## begin

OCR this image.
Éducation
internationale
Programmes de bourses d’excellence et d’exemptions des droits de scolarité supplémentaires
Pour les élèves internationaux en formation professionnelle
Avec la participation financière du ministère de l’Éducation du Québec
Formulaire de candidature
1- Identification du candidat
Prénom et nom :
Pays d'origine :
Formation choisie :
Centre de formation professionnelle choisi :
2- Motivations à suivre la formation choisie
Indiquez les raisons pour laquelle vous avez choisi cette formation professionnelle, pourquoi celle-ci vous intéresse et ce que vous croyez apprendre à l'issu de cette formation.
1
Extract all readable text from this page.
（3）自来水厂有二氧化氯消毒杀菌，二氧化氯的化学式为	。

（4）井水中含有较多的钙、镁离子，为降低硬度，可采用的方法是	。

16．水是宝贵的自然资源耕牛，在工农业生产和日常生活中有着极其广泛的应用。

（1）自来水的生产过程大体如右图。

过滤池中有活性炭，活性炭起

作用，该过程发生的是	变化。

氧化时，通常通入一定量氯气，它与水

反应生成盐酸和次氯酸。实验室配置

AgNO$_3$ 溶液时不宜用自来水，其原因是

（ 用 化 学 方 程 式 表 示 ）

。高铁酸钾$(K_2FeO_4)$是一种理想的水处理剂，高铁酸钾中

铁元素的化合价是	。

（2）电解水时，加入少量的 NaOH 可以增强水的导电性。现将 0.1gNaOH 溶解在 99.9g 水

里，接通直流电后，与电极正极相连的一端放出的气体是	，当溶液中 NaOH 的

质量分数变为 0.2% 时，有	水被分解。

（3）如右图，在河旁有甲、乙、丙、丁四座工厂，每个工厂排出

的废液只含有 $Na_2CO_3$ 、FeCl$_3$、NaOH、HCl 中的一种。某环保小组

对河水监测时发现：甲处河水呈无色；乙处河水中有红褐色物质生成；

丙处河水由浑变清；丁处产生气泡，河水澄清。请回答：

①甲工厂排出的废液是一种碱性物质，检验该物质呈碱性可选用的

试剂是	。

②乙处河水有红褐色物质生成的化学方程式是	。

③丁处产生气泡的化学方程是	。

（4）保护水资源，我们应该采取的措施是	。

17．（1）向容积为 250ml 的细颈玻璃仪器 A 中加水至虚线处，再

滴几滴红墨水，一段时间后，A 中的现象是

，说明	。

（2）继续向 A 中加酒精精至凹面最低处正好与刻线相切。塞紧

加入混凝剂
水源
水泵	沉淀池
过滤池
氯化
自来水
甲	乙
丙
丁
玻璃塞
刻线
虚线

## end

*Exercise goal*.
Set down the entries verbatim, leaving none out.

*Correct result*.
OCR this image.
Éducation
internationale
Programmes de bourses d’excellence et d’exemptions des droits de scolarité supplémentaires
Pour les élèves internationaux en formation professionnelle
Avec la participation financière du ministère de l’Éducation du Québec
Formulaire de candidature
1- Identification du candidat
Prénom et nom :
Pays d'origine :
Formation choisie :
Centre de formation professionnelle choisi :
2- Motivations à suivre la formation choisie
Indiquez les raisons pour laquelle vous avez choisi cette formation professionnelle, pourquoi celle-ci vous intéresse et ce que vous croyez apprendre à l'issu de cette formation.
1
Extract all readable text from this page.
（3）自来水厂有二氧化氯消毒杀菌，二氧化氯的化学式为	。

（4）井水中含有较多的钙、镁离子，为降低硬度，可采用的方法是	。

16．水是宝贵的自然资源耕牛，在工农业生产和日常生活中有着极其广泛的应用。

（1）自来水的生产过程大体如右图。

过滤池中有活性炭，活性炭起

作用，该过程发生的是	变化。

氧化时，通常通入一定量氯气，它与水

反应生成盐酸和次氯酸。实验室配置

AgNO$_3$ 溶液时不宜用自来水，其原因是

（ 用 化 学 方 程 式 表 示 ）

。高铁酸钾$(K_2FeO_4)$是一种理想的水处理剂，高铁酸钾中

铁元素的化合价是	。

（2）电解水时，加入少量的 NaOH 可以增强水的导电性。现将 0.1gNaOH 溶解在 99.9g 水

里，接通直流电后，与电极正极相连的一端放出的气体是	，当溶液中 NaOH 的

质量分数变为 0.2% 时，有	水被分解。

（3）如右图，在河旁有甲、乙、丙、丁四座工厂，每个工厂排出

的废液只含有 $Na_2CO_3$ 、FeCl$_3$、NaOH、HCl 中的一种。某环保小组

对河水监测时发现：甲处河水呈无色；乙处河水中有红褐色物质生成；

丙处河水由浑变清；丁处产生气泡，河水澄清。请回答：

①甲工厂排出的废液是一种碱性物质，检验该物质呈碱性可选用的

试剂是	。

②乙处河水有红褐色物质生成的化学方程式是	。

③丁处产生气泡的化学方程是	。

（4）保护水资源，我们应该采取的措施是	。

17．（1）向容积为 250ml 的细颈玻璃仪器 A 中加水至虚线处，再

滴几滴红墨水，一段时间后，A 中的现象是

，说明	。

（2）继续向 A 中加酒精精至凹面最低处正好与刻线相切。塞紧

加入混凝剂
水源
水泵	沉淀池
过滤池
氯化
自来水
甲	乙
丙
丁
玻璃塞
刻线
虚线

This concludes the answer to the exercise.